• **Your objective**
Return all the data below as it stands, minus the pictures.

********

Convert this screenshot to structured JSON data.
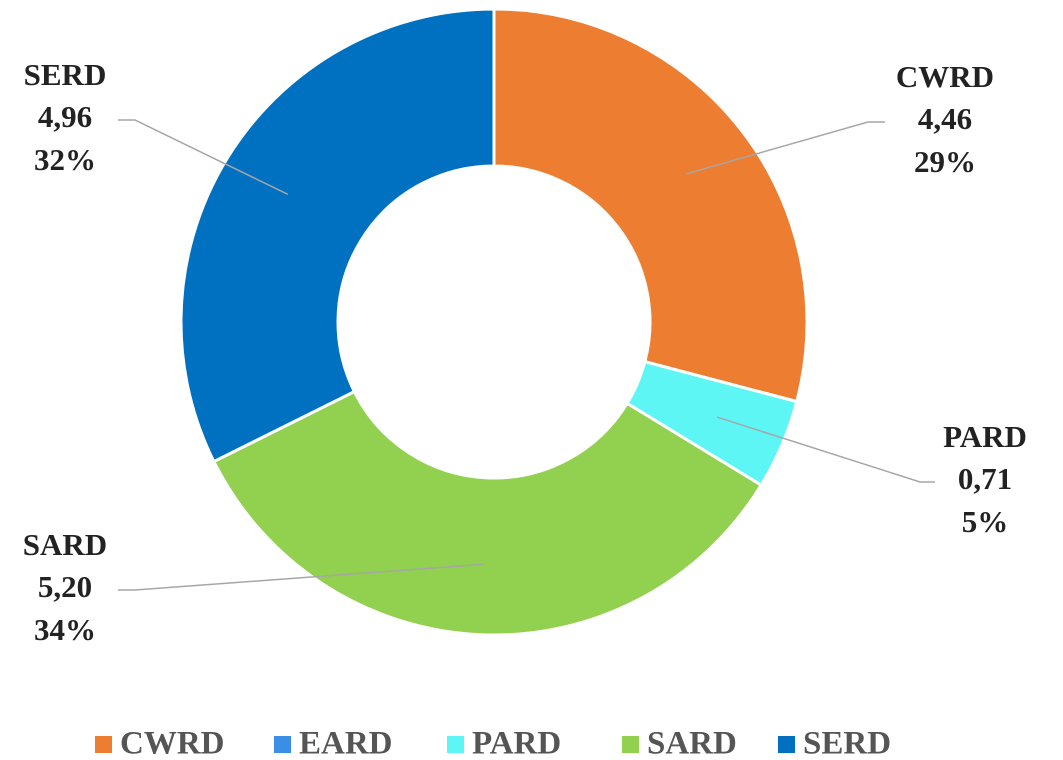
{
  "chart_data": {
    "type": "donut",
    "categories": [
      "CWRD",
      "EARD",
      "PARD",
      "SARD",
      "SERD"
    ],
    "values": [
      4.46,
      0,
      0.71,
      5.2,
      4.96
    ],
    "value_labels": [
      "4,46",
      null,
      "0,71",
      "5,20",
      "4,96"
    ],
    "percent_labels": [
      "29%",
      null,
      "5%",
      "34%",
      "32%"
    ],
    "colors": [
      "#ed7d31",
      "#3a8ee6",
      "#5ef5f5",
      "#92d050",
      "#0070c0"
    ],
    "legend": "bottom"
  }
}
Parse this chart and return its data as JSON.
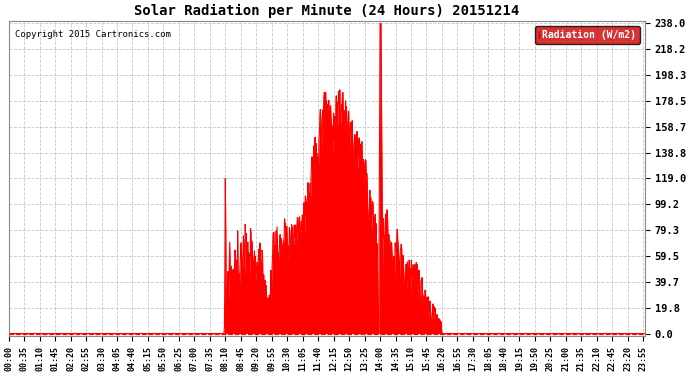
{
  "title": "Solar Radiation per Minute (24 Hours) 20151214",
  "copyright": "Copyright 2015 Cartronics.com",
  "legend_text": "Radiation (W/m2)",
  "yticks": [
    0.0,
    19.8,
    39.7,
    59.5,
    79.3,
    99.2,
    119.0,
    138.8,
    158.7,
    178.5,
    198.3,
    218.2,
    238.0
  ],
  "ymax": 238.0,
  "ymin": 0.0,
  "fill_color": "#FF0000",
  "line_color": "#FF0000",
  "bg_color": "#FFFFFF",
  "plot_bg_color": "#FFFFFF",
  "grid_color": "#BBBBBB",
  "legend_bg": "#CC0000",
  "zero_line_color": "#FF0000",
  "xtick_labels": [
    "00:00",
    "00:35",
    "01:10",
    "01:45",
    "02:20",
    "02:55",
    "03:30",
    "04:05",
    "04:40",
    "05:15",
    "05:50",
    "06:25",
    "07:00",
    "07:35",
    "08:10",
    "08:45",
    "09:20",
    "09:55",
    "10:30",
    "11:05",
    "11:40",
    "12:15",
    "12:50",
    "13:25",
    "14:00",
    "14:35",
    "15:10",
    "15:45",
    "16:20",
    "16:55",
    "17:30",
    "18:05",
    "18:40",
    "19:15",
    "19:50",
    "20:25",
    "21:00",
    "21:35",
    "22:10",
    "22:45",
    "23:20",
    "23:55"
  ]
}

********

• **Response to the exercise**
Convert this screenshot to structured JSON data.
{
  "chart_data": {
    "type": "donut",
    "categories": [
      "CWRD",
      "EARD",
      "PARD",
      "SARD",
      "SERD"
    ],
    "values": [
      4.46,
      0,
      0.71,
      5.2,
      4.96
    ],
    "value_labels": [
      "4,46",
      null,
      "0,71",
      "5,20",
      "4,96"
    ],
    "percent_labels": [
      "29%",
      null,
      "5%",
      "34%",
      "32%"
    ],
    "colors": [
      "#ed7d31",
      "#3a8ee6",
      "#5ef5f5",
      "#92d050",
      "#0070c0"
    ],
    "legend": "bottom"
  }
}
Parse this chart and return its data as JSON.
{
  "title": "Solar Radiation per Minute (24 Hours) 20151214",
  "copyright": "Copyright 2015 Cartronics.com",
  "legend_text": "Radiation (W/m2)",
  "yticks": [
    0.0,
    19.8,
    39.7,
    59.5,
    79.3,
    99.2,
    119.0,
    138.8,
    158.7,
    178.5,
    198.3,
    218.2,
    238.0
  ],
  "ymax": 238.0,
  "ymin": 0.0,
  "fill_color": "#FF0000",
  "line_color": "#FF0000",
  "bg_color": "#FFFFFF",
  "plot_bg_color": "#FFFFFF",
  "grid_color": "#BBBBBB",
  "legend_bg": "#CC0000",
  "zero_line_color": "#FF0000",
  "xtick_labels": [
    "00:00",
    "00:35",
    "01:10",
    "01:45",
    "02:20",
    "02:55",
    "03:30",
    "04:05",
    "04:40",
    "05:15",
    "05:50",
    "06:25",
    "07:00",
    "07:35",
    "08:10",
    "08:45",
    "09:20",
    "09:55",
    "10:30",
    "11:05",
    "11:40",
    "12:15",
    "12:50",
    "13:25",
    "14:00",
    "14:35",
    "15:10",
    "15:45",
    "16:20",
    "16:55",
    "17:30",
    "18:05",
    "18:40",
    "19:15",
    "19:50",
    "20:25",
    "21:00",
    "21:35",
    "22:10",
    "22:45",
    "23:20",
    "23:55"
  ]
}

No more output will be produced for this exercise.